▶ [Aim of the exercise]: Select, from the data, each line where "בעזרת" occurs.

Stored items:

-- START --

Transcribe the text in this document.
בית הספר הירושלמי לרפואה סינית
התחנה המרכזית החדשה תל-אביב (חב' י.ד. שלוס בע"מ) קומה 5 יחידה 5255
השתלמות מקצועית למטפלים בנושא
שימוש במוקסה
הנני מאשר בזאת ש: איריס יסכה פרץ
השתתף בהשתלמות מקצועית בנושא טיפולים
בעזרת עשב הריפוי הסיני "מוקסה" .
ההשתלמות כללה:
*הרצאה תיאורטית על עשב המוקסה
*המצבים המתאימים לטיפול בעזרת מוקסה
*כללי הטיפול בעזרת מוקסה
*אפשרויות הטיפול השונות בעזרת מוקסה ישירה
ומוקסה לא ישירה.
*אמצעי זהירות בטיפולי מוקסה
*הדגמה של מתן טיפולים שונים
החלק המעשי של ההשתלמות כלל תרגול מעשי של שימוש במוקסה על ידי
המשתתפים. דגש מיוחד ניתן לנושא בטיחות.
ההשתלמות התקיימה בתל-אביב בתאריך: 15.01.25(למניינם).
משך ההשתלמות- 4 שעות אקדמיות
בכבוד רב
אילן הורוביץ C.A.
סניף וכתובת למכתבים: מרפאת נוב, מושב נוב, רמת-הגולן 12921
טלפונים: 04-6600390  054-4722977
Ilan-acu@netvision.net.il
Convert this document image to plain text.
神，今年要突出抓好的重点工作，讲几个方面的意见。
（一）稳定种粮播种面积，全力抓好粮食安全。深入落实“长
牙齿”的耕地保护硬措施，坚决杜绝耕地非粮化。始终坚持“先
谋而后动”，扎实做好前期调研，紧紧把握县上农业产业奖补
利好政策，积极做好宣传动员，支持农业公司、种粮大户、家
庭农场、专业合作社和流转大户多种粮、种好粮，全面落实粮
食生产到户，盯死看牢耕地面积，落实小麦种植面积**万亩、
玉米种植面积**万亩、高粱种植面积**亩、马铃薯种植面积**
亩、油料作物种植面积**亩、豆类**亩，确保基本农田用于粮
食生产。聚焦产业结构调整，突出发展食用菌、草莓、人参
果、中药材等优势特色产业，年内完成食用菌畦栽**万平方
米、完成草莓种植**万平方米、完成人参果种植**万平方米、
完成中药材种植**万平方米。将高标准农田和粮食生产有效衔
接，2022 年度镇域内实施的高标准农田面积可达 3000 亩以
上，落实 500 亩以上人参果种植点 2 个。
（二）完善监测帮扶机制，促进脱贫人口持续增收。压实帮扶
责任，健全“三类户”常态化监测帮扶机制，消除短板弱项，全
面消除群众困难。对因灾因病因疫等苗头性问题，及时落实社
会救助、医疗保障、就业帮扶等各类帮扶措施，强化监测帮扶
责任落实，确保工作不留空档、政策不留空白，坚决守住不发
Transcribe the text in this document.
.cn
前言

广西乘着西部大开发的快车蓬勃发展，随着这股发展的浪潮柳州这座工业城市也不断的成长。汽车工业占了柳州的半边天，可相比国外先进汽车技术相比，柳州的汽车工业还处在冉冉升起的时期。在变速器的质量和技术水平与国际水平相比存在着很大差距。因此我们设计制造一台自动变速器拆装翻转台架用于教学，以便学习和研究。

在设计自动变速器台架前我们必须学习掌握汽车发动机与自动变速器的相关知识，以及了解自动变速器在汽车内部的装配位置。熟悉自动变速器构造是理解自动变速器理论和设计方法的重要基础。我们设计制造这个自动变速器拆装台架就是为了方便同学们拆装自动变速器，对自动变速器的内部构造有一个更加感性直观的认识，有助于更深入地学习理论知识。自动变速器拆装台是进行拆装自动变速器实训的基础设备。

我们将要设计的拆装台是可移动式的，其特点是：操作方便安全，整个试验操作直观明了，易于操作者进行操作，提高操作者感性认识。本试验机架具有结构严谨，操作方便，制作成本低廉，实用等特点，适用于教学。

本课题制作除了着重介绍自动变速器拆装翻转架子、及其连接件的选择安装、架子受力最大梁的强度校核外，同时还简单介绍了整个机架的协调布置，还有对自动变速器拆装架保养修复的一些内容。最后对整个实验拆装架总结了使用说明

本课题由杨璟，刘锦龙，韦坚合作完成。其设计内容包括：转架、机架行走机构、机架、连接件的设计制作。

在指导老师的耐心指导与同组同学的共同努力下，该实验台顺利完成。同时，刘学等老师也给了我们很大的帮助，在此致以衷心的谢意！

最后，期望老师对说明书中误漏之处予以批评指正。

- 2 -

-- END --

▶ [Exercise result]:
בעזרת עשב הריפוי הסיני "מוקסה" .
*המצבים המתאימים לטיפול בעזרת מוקסה
*כללי הטיפול בעזרת מוקסה
*אפשרויות הטיפול השונות בעזרת מוקסה ישירה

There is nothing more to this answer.